## Instruction:
How many lines of the records hold the string "优良达标率"? Reply with the number alone.

## Stored rows:
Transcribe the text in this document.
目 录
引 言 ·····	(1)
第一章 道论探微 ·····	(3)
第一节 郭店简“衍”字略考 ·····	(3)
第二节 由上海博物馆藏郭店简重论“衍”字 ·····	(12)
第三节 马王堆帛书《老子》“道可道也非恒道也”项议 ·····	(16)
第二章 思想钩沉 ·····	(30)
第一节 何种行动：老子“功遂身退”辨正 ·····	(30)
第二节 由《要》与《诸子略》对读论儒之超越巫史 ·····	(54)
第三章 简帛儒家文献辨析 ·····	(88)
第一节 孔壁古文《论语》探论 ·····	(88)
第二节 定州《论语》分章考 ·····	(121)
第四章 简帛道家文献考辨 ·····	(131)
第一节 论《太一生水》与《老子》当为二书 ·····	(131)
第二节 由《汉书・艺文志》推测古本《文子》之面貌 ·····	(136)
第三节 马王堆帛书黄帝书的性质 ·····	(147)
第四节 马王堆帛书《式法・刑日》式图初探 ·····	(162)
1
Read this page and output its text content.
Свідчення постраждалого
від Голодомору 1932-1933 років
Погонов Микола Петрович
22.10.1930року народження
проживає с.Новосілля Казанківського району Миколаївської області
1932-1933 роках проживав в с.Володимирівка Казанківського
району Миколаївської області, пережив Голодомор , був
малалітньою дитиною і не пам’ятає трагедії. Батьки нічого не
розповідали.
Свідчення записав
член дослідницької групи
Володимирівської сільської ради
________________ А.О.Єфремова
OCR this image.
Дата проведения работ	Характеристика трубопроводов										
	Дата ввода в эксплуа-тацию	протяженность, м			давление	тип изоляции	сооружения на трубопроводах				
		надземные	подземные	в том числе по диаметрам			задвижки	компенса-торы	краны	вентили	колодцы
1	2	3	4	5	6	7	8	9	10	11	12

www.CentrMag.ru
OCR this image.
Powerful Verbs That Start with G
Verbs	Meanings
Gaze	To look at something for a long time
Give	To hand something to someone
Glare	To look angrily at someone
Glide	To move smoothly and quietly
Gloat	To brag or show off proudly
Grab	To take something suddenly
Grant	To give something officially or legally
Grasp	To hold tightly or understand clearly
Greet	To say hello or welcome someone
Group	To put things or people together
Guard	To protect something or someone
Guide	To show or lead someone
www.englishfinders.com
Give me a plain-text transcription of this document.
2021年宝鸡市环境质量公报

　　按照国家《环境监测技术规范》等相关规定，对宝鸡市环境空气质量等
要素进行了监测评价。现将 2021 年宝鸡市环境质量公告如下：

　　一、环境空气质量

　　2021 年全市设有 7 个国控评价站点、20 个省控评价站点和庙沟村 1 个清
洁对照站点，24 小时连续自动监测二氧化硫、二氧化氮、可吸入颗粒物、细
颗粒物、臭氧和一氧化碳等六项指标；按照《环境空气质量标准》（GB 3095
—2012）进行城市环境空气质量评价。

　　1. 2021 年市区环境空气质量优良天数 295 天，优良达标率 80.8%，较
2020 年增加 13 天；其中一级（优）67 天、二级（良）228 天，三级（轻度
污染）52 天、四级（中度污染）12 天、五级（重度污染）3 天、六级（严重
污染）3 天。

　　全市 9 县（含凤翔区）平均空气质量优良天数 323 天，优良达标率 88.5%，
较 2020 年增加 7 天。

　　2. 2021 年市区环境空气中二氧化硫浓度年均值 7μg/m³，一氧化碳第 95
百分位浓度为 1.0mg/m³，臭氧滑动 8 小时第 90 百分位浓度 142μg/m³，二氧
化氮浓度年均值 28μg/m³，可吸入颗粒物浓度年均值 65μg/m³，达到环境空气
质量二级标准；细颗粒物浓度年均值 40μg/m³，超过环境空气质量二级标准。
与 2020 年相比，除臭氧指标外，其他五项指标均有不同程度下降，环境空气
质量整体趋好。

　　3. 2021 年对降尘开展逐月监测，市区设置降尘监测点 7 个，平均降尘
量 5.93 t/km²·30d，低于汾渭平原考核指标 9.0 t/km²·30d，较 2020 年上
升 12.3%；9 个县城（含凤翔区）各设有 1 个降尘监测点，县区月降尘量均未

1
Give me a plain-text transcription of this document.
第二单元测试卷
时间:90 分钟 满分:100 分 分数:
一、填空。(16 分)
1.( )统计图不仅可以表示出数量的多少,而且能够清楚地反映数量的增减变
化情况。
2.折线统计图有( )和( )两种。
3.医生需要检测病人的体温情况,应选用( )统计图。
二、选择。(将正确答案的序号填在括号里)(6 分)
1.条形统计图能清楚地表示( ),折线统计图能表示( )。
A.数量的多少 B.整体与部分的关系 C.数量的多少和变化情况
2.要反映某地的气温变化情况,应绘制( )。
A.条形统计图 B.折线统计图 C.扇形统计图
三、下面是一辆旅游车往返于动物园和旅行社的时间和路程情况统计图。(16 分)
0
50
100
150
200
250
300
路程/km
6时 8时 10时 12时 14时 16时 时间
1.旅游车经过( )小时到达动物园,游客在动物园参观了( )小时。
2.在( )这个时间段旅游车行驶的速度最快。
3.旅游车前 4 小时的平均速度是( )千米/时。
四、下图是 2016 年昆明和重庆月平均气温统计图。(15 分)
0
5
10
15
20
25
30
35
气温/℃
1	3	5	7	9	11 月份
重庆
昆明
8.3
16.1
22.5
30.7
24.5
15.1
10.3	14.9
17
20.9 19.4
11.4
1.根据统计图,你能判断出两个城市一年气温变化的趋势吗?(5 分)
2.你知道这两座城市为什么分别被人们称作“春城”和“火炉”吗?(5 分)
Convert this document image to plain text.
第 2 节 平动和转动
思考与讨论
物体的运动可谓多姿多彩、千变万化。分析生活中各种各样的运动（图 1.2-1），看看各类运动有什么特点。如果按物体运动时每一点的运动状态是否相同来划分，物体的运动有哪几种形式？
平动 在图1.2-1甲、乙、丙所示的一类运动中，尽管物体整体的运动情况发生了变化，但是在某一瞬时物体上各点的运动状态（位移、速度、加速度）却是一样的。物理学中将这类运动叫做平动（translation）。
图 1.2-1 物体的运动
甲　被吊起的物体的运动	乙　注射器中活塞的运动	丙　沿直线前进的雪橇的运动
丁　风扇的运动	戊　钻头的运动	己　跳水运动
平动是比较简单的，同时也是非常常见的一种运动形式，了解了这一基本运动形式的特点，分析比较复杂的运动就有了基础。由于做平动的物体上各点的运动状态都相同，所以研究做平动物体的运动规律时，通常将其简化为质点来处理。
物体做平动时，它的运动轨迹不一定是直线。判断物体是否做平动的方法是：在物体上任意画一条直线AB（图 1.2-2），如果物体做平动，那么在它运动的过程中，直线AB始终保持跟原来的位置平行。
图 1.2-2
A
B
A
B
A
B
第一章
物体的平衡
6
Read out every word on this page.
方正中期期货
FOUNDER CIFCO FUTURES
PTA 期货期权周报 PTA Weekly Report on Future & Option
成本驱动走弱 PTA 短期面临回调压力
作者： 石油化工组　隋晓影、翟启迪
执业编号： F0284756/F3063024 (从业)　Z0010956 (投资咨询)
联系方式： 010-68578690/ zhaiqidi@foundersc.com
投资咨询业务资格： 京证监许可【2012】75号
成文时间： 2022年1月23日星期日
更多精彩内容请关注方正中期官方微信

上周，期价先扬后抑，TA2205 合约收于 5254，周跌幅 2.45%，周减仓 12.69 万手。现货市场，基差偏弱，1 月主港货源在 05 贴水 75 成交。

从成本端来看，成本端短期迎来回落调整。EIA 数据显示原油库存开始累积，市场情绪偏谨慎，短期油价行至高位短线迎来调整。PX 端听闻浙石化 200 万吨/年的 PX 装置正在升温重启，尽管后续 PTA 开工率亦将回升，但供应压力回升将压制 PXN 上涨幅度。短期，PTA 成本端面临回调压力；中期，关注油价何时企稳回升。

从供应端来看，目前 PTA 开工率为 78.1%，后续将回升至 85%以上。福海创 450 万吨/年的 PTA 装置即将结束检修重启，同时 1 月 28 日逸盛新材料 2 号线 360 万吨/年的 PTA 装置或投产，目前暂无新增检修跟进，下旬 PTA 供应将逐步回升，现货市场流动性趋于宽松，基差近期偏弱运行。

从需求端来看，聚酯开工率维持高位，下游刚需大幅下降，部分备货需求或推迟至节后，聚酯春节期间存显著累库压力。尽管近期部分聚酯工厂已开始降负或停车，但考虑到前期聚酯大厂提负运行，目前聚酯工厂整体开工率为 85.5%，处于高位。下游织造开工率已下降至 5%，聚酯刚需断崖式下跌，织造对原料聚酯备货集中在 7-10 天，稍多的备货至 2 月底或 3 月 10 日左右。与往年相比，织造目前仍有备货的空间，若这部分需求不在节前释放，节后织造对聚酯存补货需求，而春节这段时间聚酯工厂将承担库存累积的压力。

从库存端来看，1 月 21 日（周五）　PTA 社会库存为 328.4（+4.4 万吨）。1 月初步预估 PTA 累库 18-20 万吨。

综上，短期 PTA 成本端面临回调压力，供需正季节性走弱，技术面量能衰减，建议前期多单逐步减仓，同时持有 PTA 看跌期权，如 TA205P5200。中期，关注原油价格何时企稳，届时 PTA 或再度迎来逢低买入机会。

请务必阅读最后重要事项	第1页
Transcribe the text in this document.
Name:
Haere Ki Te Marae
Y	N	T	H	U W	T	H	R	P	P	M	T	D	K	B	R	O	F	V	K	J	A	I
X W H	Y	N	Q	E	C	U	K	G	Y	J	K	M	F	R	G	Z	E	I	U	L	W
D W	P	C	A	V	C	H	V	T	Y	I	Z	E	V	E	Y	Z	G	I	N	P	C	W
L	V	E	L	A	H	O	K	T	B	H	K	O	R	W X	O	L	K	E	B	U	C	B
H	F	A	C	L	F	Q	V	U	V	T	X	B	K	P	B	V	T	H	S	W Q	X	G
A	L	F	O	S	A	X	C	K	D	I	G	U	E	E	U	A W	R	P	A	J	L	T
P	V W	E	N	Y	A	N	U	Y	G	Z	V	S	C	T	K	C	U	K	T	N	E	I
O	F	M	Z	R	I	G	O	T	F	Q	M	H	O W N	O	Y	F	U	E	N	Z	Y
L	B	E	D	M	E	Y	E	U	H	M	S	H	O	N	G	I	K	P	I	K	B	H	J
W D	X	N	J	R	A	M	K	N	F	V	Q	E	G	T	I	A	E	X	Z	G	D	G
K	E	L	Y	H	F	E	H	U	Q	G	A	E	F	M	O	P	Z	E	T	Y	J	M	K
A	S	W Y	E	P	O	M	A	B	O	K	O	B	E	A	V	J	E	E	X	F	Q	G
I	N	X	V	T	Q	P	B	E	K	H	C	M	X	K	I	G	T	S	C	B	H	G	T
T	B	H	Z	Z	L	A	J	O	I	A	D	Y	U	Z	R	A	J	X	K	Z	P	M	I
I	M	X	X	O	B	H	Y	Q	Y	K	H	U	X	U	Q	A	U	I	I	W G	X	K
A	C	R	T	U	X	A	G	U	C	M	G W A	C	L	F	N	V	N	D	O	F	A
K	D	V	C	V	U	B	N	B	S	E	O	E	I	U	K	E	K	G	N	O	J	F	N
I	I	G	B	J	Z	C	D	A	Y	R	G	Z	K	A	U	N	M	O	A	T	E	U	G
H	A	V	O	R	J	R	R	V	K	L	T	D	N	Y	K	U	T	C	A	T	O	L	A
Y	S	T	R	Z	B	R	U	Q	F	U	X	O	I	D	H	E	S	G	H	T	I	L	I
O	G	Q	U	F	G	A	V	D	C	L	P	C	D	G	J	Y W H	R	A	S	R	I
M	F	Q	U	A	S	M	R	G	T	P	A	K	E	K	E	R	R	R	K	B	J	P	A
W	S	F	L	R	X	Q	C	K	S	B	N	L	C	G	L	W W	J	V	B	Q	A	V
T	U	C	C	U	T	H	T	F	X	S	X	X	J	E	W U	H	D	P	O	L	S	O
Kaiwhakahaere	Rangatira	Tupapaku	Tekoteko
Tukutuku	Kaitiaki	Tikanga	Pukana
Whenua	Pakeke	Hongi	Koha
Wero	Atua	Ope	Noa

## Output for this task:
2